▶ [TASK DESCRIPTION] Output the full listing below exactly, without the pictures.

▶ [GIVEN ENTRIES]
★ ★ ★ ★ ★
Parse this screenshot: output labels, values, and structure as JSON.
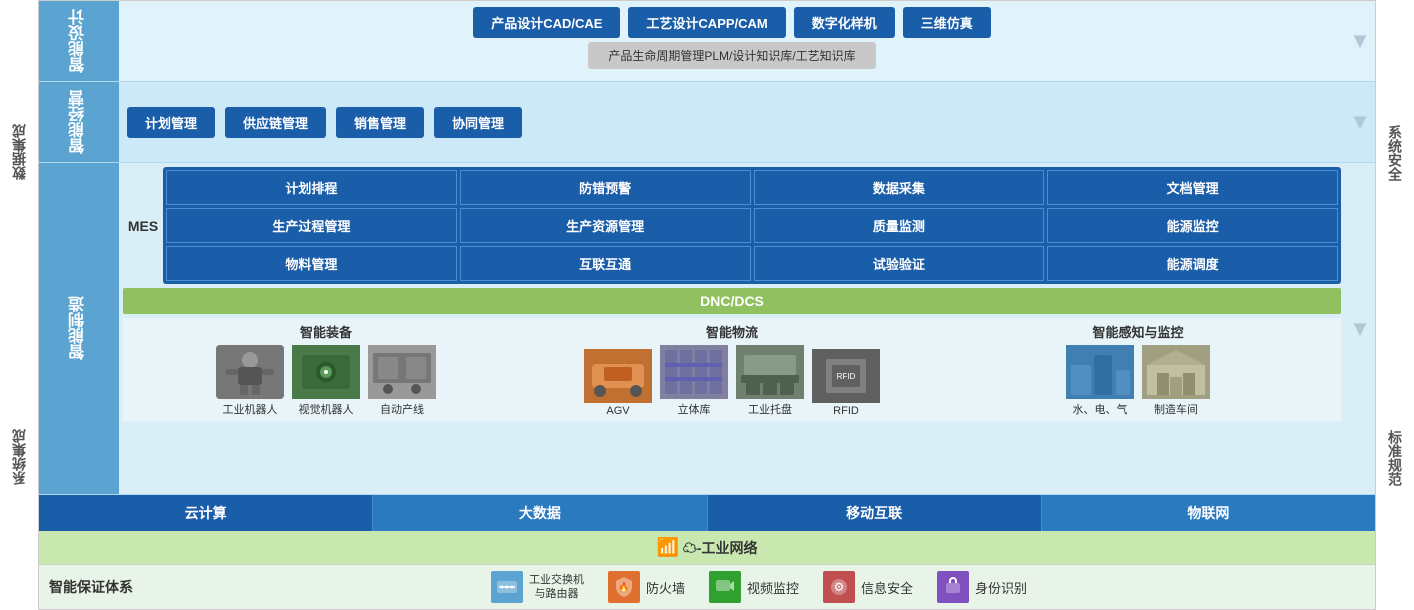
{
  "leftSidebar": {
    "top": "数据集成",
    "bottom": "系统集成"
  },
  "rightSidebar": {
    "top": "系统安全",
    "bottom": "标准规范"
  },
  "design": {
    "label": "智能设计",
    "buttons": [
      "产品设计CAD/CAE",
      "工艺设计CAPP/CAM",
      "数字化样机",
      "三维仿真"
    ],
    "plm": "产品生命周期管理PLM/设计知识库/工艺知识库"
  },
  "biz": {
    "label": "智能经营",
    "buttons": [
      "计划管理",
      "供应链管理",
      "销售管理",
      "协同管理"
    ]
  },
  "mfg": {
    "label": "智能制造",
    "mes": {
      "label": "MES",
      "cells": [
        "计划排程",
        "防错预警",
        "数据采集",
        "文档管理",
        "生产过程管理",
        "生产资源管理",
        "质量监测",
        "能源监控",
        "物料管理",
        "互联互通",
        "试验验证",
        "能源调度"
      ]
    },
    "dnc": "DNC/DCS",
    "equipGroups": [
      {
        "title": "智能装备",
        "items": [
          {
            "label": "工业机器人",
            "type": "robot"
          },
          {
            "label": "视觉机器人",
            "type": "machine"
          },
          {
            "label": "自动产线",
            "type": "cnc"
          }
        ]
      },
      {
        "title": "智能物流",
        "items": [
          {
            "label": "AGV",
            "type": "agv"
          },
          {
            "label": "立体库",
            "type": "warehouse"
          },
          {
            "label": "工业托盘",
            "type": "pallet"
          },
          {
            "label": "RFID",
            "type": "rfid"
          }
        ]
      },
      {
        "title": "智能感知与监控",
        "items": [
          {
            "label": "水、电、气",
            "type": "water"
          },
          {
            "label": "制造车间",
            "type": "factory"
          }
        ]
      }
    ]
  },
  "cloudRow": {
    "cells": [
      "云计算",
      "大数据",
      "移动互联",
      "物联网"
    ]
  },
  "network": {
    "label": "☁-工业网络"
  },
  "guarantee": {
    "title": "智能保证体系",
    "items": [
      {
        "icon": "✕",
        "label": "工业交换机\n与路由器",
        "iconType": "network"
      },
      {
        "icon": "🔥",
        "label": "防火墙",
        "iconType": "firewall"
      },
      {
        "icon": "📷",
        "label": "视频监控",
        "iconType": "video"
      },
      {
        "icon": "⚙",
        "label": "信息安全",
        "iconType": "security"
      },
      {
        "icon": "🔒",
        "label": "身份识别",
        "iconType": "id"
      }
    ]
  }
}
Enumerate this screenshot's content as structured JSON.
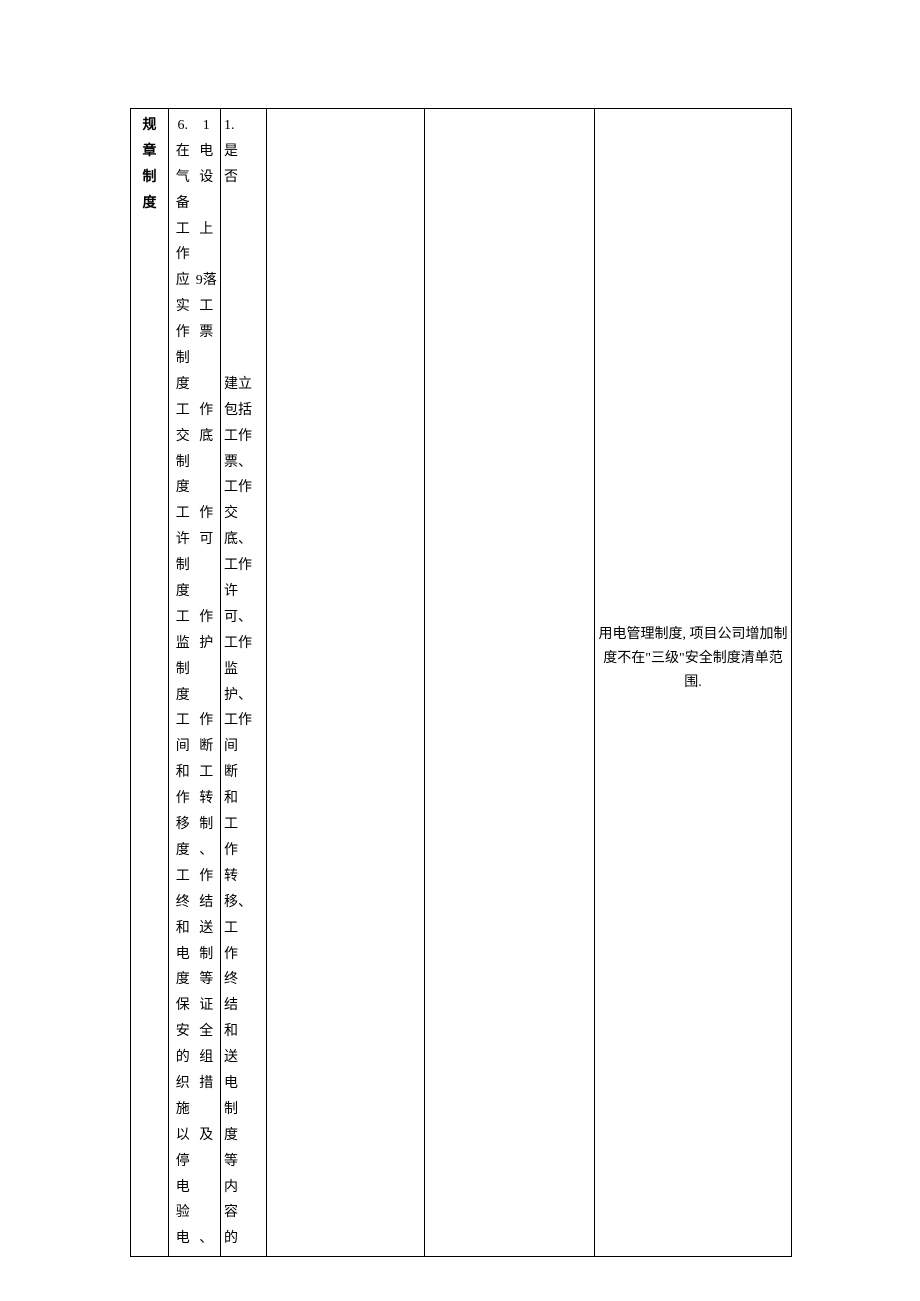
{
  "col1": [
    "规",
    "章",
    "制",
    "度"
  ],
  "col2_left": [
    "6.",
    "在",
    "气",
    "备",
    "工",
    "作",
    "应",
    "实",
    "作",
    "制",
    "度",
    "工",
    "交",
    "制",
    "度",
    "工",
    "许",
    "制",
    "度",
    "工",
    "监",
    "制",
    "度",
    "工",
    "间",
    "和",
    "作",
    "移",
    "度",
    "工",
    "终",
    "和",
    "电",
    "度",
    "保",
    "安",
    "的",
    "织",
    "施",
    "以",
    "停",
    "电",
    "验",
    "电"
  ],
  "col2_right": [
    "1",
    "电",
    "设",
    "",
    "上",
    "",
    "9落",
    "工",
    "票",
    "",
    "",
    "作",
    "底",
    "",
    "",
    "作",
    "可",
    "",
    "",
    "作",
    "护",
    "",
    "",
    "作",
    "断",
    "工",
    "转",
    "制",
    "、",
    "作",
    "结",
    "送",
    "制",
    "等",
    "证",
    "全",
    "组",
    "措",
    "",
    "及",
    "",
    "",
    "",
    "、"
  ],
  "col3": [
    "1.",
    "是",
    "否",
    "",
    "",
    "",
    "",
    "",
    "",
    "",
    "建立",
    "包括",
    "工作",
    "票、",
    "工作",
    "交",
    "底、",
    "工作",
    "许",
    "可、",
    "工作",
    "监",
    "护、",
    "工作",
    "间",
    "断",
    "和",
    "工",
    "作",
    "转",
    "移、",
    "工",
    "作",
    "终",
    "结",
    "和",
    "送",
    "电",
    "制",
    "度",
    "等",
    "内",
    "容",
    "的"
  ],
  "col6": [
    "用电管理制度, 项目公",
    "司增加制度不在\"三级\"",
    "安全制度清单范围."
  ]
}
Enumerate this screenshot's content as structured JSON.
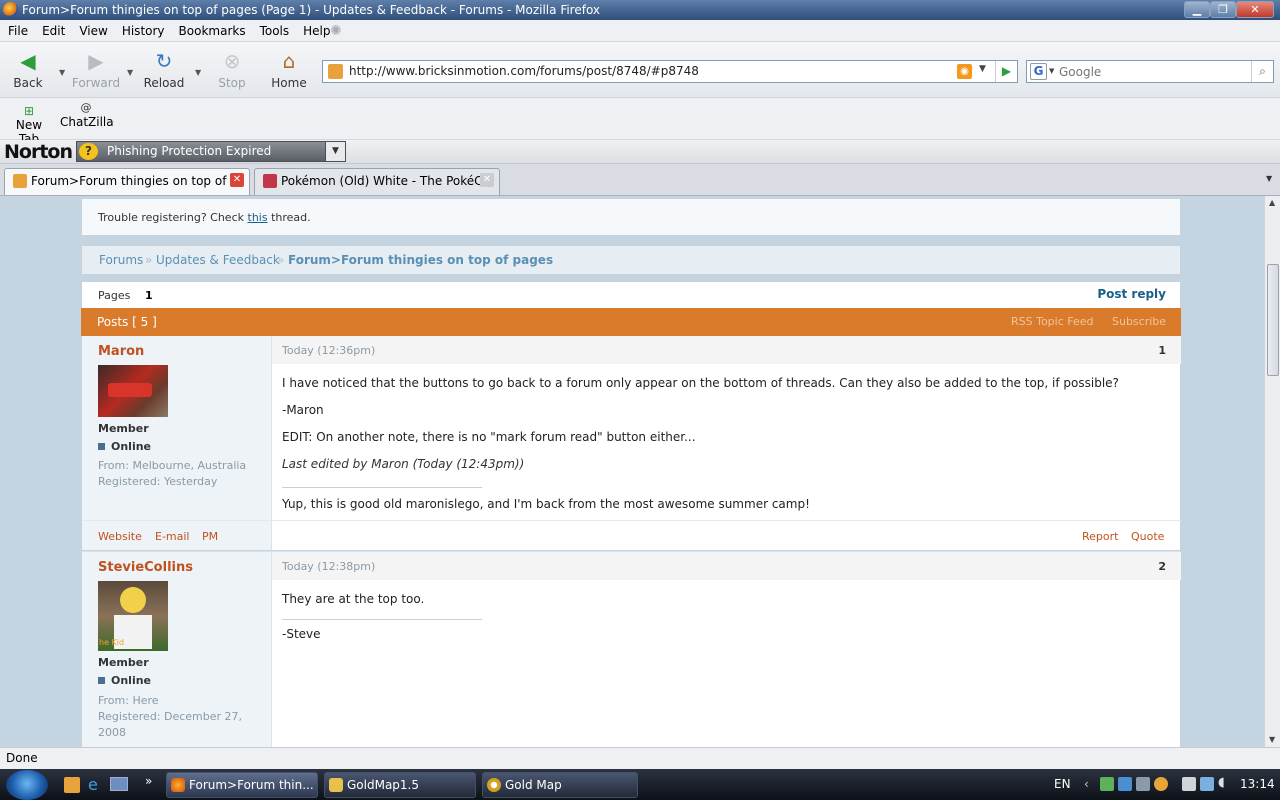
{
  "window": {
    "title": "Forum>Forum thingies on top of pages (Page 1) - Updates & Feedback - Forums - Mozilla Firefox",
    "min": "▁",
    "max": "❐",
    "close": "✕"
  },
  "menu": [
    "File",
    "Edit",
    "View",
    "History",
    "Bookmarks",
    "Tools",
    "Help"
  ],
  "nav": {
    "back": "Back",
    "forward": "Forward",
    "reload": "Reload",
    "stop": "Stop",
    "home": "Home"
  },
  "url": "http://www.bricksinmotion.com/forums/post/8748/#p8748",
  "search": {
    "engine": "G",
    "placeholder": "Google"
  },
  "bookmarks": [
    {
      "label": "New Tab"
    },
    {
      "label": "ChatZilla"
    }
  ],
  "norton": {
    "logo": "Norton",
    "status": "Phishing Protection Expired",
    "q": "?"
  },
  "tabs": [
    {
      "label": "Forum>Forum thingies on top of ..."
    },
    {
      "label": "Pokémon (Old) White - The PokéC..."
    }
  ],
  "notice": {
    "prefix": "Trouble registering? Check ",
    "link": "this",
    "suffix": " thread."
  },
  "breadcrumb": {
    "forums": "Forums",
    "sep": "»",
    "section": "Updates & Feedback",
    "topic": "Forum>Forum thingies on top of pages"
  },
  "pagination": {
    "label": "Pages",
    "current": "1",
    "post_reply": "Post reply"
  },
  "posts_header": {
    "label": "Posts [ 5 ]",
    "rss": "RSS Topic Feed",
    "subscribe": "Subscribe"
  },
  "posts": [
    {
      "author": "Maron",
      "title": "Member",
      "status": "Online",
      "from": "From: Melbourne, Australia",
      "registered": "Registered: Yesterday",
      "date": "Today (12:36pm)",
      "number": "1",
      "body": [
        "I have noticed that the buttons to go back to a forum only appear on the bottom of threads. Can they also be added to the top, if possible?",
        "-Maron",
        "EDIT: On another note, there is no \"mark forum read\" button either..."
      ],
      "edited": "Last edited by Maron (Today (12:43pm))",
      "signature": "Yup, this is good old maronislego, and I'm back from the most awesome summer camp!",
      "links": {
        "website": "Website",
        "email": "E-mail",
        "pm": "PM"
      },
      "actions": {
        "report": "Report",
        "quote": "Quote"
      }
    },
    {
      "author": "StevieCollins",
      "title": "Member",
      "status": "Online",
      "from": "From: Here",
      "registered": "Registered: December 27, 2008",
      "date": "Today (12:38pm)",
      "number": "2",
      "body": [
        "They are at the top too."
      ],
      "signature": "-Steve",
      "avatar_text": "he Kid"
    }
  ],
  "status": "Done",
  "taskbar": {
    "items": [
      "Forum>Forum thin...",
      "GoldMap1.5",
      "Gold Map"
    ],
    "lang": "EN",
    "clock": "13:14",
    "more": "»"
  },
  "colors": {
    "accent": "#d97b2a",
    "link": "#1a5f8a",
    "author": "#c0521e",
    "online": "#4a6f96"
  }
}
★ ★ ★ ★ ★
▶ [RESULT OF THE EXERCISE]
Parse this screenshot: output labels, values, and structure as JSON.
{
  "leftSidebar": {
    "top": "数据集成",
    "bottom": "系统集成"
  },
  "rightSidebar": {
    "top": "系统安全",
    "bottom": "标准规范"
  },
  "design": {
    "label": "智能设计",
    "buttons": [
      "产品设计CAD/CAE",
      "工艺设计CAPP/CAM",
      "数字化样机",
      "三维仿真"
    ],
    "plm": "产品生命周期管理PLM/设计知识库/工艺知识库"
  },
  "biz": {
    "label": "智能经营",
    "buttons": [
      "计划管理",
      "供应链管理",
      "销售管理",
      "协同管理"
    ]
  },
  "mfg": {
    "label": "智能制造",
    "mes": {
      "label": "MES",
      "cells": [
        "计划排程",
        "防错预警",
        "数据采集",
        "文档管理",
        "生产过程管理",
        "生产资源管理",
        "质量监测",
        "能源监控",
        "物料管理",
        "互联互通",
        "试验验证",
        "能源调度"
      ]
    },
    "dnc": "DNC/DCS",
    "equipGroups": [
      {
        "title": "智能装备",
        "items": [
          {
            "label": "工业机器人",
            "type": "robot"
          },
          {
            "label": "视觉机器人",
            "type": "machine"
          },
          {
            "label": "自动产线",
            "type": "cnc"
          }
        ]
      },
      {
        "title": "智能物流",
        "items": [
          {
            "label": "AGV",
            "type": "agv"
          },
          {
            "label": "立体库",
            "type": "warehouse"
          },
          {
            "label": "工业托盘",
            "type": "pallet"
          },
          {
            "label": "RFID",
            "type": "rfid"
          }
        ]
      },
      {
        "title": "智能感知与监控",
        "items": [
          {
            "label": "水、电、气",
            "type": "water"
          },
          {
            "label": "制造车间",
            "type": "factory"
          }
        ]
      }
    ]
  },
  "cloudRow": {
    "cells": [
      "云计算",
      "大数据",
      "移动互联",
      "物联网"
    ]
  },
  "network": {
    "label": "☁-工业网络"
  },
  "guarantee": {
    "title": "智能保证体系",
    "items": [
      {
        "icon": "✕",
        "label": "工业交换机\n与路由器",
        "iconType": "network"
      },
      {
        "icon": "🔥",
        "label": "防火墙",
        "iconType": "firewall"
      },
      {
        "icon": "📷",
        "label": "视频监控",
        "iconType": "video"
      },
      {
        "icon": "⚙",
        "label": "信息安全",
        "iconType": "security"
      },
      {
        "icon": "🔒",
        "label": "身份识别",
        "iconType": "id"
      }
    ]
  }
}
Enumerate this screenshot's content as structured JSON.
{
  "col1": [
    "规",
    "章",
    "制",
    "度"
  ],
  "col2_left": [
    "6.",
    "在",
    "气",
    "备",
    "工",
    "作",
    "应",
    "实",
    "作",
    "制",
    "度",
    "工",
    "交",
    "制",
    "度",
    "工",
    "许",
    "制",
    "度",
    "工",
    "监",
    "制",
    "度",
    "工",
    "间",
    "和",
    "作",
    "移",
    "度",
    "工",
    "终",
    "和",
    "电",
    "度",
    "保",
    "安",
    "的",
    "织",
    "施",
    "以",
    "停",
    "电",
    "验",
    "电"
  ],
  "col2_right": [
    "1",
    "电",
    "设",
    "",
    "上",
    "",
    "9落",
    "工",
    "票",
    "",
    "",
    "作",
    "底",
    "",
    "",
    "作",
    "可",
    "",
    "",
    "作",
    "护",
    "",
    "",
    "作",
    "断",
    "工",
    "转",
    "制",
    "、",
    "作",
    "结",
    "送",
    "制",
    "等",
    "证",
    "全",
    "组",
    "措",
    "",
    "及",
    "",
    "",
    "",
    "、"
  ],
  "col3": [
    "1.",
    "是",
    "否",
    "",
    "",
    "",
    "",
    "",
    "",
    "",
    "建立",
    "包括",
    "工作",
    "票、",
    "工作",
    "交",
    "底、",
    "工作",
    "许",
    "可、",
    "工作",
    "监",
    "护、",
    "工作",
    "间",
    "断",
    "和",
    "工",
    "作",
    "转",
    "移、",
    "工",
    "作",
    "终",
    "结",
    "和",
    "送",
    "电",
    "制",
    "度",
    "等",
    "内",
    "容",
    "的"
  ],
  "col6": [
    "用电管理制度, 项目公",
    "司增加制度不在\"三级\"",
    "安全制度清单范围."
  ]
}
Enumerate this screenshot's content as structured JSON.
{
  "window": {
    "title": "Forum>Forum thingies on top of pages (Page 1) - Updates & Feedback - Forums - Mozilla Firefox",
    "min": "▁",
    "max": "❐",
    "close": "✕"
  },
  "menu": [
    "File",
    "Edit",
    "View",
    "History",
    "Bookmarks",
    "Tools",
    "Help"
  ],
  "nav": {
    "back": "Back",
    "forward": "Forward",
    "reload": "Reload",
    "stop": "Stop",
    "home": "Home"
  },
  "url": "http://www.bricksinmotion.com/forums/post/8748/#p8748",
  "search": {
    "engine": "G",
    "placeholder": "Google"
  },
  "bookmarks": [
    {
      "label": "New Tab"
    },
    {
      "label": "ChatZilla"
    }
  ],
  "norton": {
    "logo": "Norton",
    "status": "Phishing Protection Expired",
    "q": "?"
  },
  "tabs": [
    {
      "label": "Forum>Forum thingies on top of ..."
    },
    {
      "label": "Pokémon (Old) White - The PokéC..."
    }
  ],
  "notice": {
    "prefix": "Trouble registering? Check ",
    "link": "this",
    "suffix": " thread."
  },
  "breadcrumb": {
    "forums": "Forums",
    "sep": "»",
    "section": "Updates & Feedback",
    "topic": "Forum>Forum thingies on top of pages"
  },
  "pagination": {
    "label": "Pages",
    "current": "1",
    "post_reply": "Post reply"
  },
  "posts_header": {
    "label": "Posts [ 5 ]",
    "rss": "RSS Topic Feed",
    "subscribe": "Subscribe"
  },
  "posts": [
    {
      "author": "Maron",
      "title": "Member",
      "status": "Online",
      "from": "From: Melbourne, Australia",
      "registered": "Registered: Yesterday",
      "date": "Today (12:36pm)",
      "number": "1",
      "body": [
        "I have noticed that the buttons to go back to a forum only appear on the bottom of threads. Can they also be added to the top, if possible?",
        "-Maron",
        "EDIT: On another note, there is no \"mark forum read\" button either..."
      ],
      "edited": "Last edited by Maron (Today (12:43pm))",
      "signature": "Yup, this is good old maronislego, and I'm back from the most awesome summer camp!",
      "links": {
        "website": "Website",
        "email": "E-mail",
        "pm": "PM"
      },
      "actions": {
        "report": "Report",
        "quote": "Quote"
      }
    },
    {
      "author": "StevieCollins",
      "title": "Member",
      "status": "Online",
      "from": "From: Here",
      "registered": "Registered: December 27, 2008",
      "date": "Today (12:38pm)",
      "number": "2",
      "body": [
        "They are at the top too."
      ],
      "signature": "-Steve",
      "avatar_text": "he Kid"
    }
  ],
  "status": "Done",
  "taskbar": {
    "items": [
      "Forum>Forum thin...",
      "GoldMap1.5",
      "Gold Map"
    ],
    "lang": "EN",
    "clock": "13:14",
    "more": "»"
  },
  "colors": {
    "accent": "#d97b2a",
    "link": "#1a5f8a",
    "author": "#c0521e",
    "online": "#4a6f96"
  }
}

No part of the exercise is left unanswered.